* **Problem to work on**
Filter these entries, keeping only lines that hold the word "marker".
#####
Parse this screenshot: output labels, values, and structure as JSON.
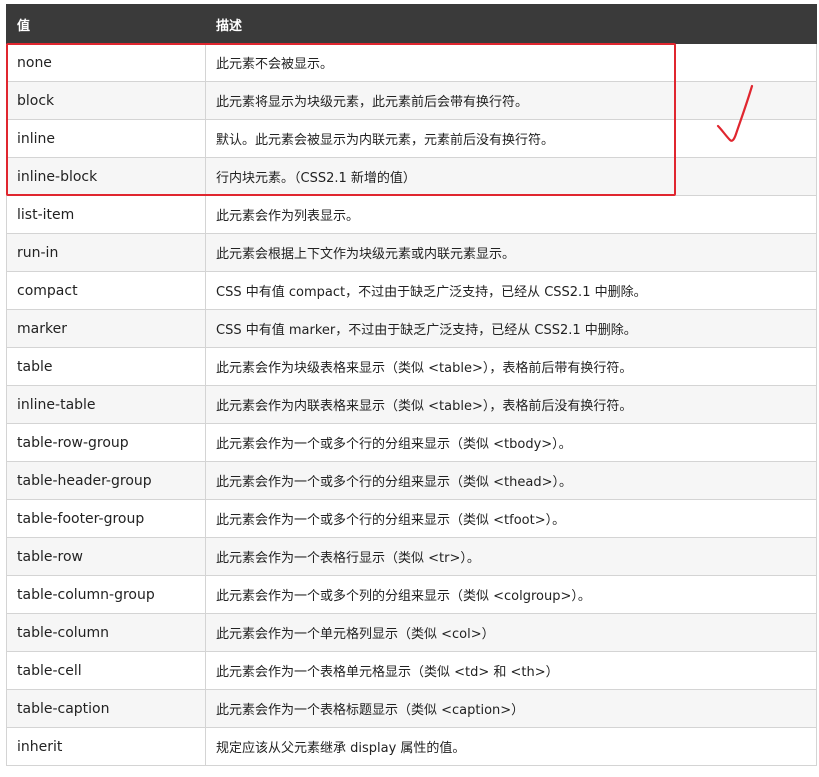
{
  "table": {
    "headers": [
      "值",
      "描述"
    ],
    "rows": [
      {
        "value": "none",
        "desc": "此元素不会被显示。"
      },
      {
        "value": "block",
        "desc": "此元素将显示为块级元素，此元素前后会带有换行符。"
      },
      {
        "value": "inline",
        "desc": "默认。此元素会被显示为内联元素，元素前后没有换行符。"
      },
      {
        "value": "inline-block",
        "desc": "行内块元素。（CSS2.1 新增的值）"
      },
      {
        "value": "list-item",
        "desc": "此元素会作为列表显示。"
      },
      {
        "value": "run-in",
        "desc": "此元素会根据上下文作为块级元素或内联元素显示。"
      },
      {
        "value": "compact",
        "desc": "CSS 中有值 compact，不过由于缺乏广泛支持，已经从 CSS2.1 中删除。"
      },
      {
        "value": "marker",
        "desc": "CSS 中有值 marker，不过由于缺乏广泛支持，已经从 CSS2.1 中删除。"
      },
      {
        "value": "table",
        "desc": "此元素会作为块级表格来显示（类似 <table>），表格前后带有换行符。"
      },
      {
        "value": "inline-table",
        "desc": "此元素会作为内联表格来显示（类似 <table>），表格前后没有换行符。"
      },
      {
        "value": "table-row-group",
        "desc": "此元素会作为一个或多个行的分组来显示（类似 <tbody>）。"
      },
      {
        "value": "table-header-group",
        "desc": "此元素会作为一个或多个行的分组来显示（类似 <thead>）。"
      },
      {
        "value": "table-footer-group",
        "desc": "此元素会作为一个或多个行的分组来显示（类似 <tfoot>）。"
      },
      {
        "value": "table-row",
        "desc": "此元素会作为一个表格行显示（类似 <tr>）。"
      },
      {
        "value": "table-column-group",
        "desc": "此元素会作为一个或多个列的分组来显示（类似 <colgroup>）。"
      },
      {
        "value": "table-column",
        "desc": "此元素会作为一个单元格列显示（类似 <col>）"
      },
      {
        "value": "table-cell",
        "desc": "此元素会作为一个表格单元格显示（类似 <td> 和 <th>）"
      },
      {
        "value": "table-caption",
        "desc": "此元素会作为一个表格标题显示（类似 <caption>）"
      },
      {
        "value": "inherit",
        "desc": "规定应该从父元素继承 display 属性的值。"
      }
    ]
  },
  "annotations": {
    "highlight_color": "#e0262f",
    "highlight_rows": [
      "none",
      "block",
      "inline",
      "inline-block"
    ],
    "checkmark_icon": "handwritten-checkmark-icon"
  },
  "colors": {
    "header_bg": "#3a3a3a",
    "header_text": "#ffffff",
    "row_alt_bg": "#f6f6f6",
    "border": "#d4d4d4"
  }
}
#####
* **Written solution**
        "value": "marker",
        "desc": "CSS 中有值 marker，不过由于缺乏广泛支持，已经从 CSS2.1 中删除。"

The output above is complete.